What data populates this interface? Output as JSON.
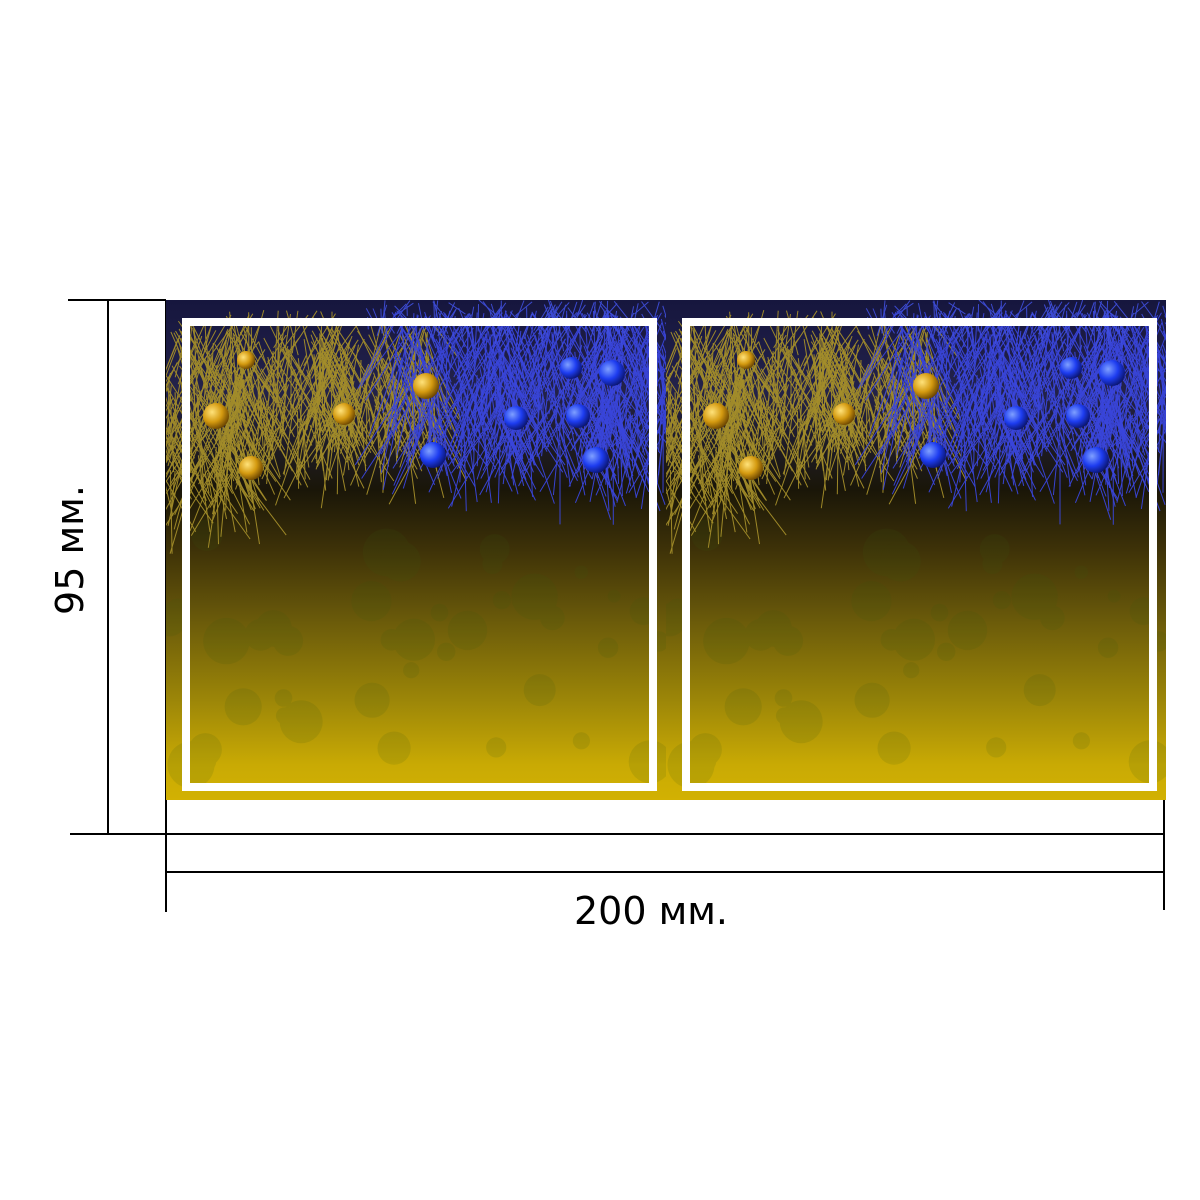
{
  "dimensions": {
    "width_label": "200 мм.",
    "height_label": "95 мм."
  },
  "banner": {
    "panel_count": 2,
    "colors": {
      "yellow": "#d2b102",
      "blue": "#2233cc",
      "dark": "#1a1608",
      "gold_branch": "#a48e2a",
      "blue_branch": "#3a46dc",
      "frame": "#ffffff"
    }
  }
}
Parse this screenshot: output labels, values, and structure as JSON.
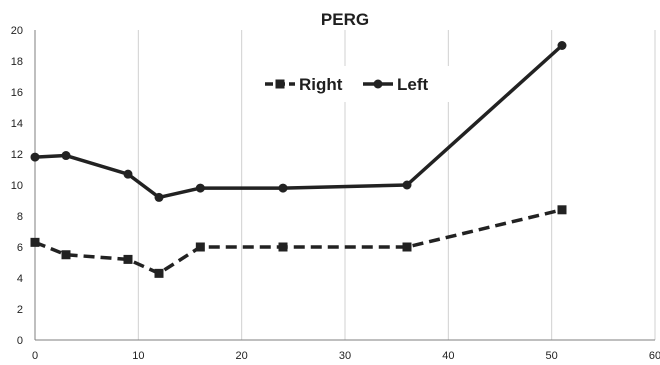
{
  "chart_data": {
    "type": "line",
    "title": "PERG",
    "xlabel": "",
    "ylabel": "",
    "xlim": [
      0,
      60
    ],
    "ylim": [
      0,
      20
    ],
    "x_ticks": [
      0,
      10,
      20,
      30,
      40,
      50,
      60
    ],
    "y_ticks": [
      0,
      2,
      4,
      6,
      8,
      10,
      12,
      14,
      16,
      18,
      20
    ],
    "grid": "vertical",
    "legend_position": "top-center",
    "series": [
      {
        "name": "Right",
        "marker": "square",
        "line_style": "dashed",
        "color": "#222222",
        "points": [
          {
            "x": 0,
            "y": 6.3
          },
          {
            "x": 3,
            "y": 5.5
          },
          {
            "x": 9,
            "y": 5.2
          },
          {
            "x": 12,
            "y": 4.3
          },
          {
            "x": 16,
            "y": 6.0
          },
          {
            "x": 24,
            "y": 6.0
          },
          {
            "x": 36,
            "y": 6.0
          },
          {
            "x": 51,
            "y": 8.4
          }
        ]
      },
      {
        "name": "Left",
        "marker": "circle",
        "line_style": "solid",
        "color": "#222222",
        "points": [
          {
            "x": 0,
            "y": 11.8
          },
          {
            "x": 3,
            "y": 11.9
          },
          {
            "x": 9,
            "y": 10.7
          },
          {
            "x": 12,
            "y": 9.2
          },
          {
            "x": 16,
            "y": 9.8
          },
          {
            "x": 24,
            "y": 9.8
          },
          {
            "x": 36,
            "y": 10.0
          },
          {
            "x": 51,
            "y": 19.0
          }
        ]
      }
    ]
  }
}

§ WRITTEN EXERCISE
In the material above, find the lines that contain "JSON" and show them.

§ ANSWER IN FULL
What data populates this interface? Output as JSON.
Parse this screenshot: output labels, values, and structure as JSON.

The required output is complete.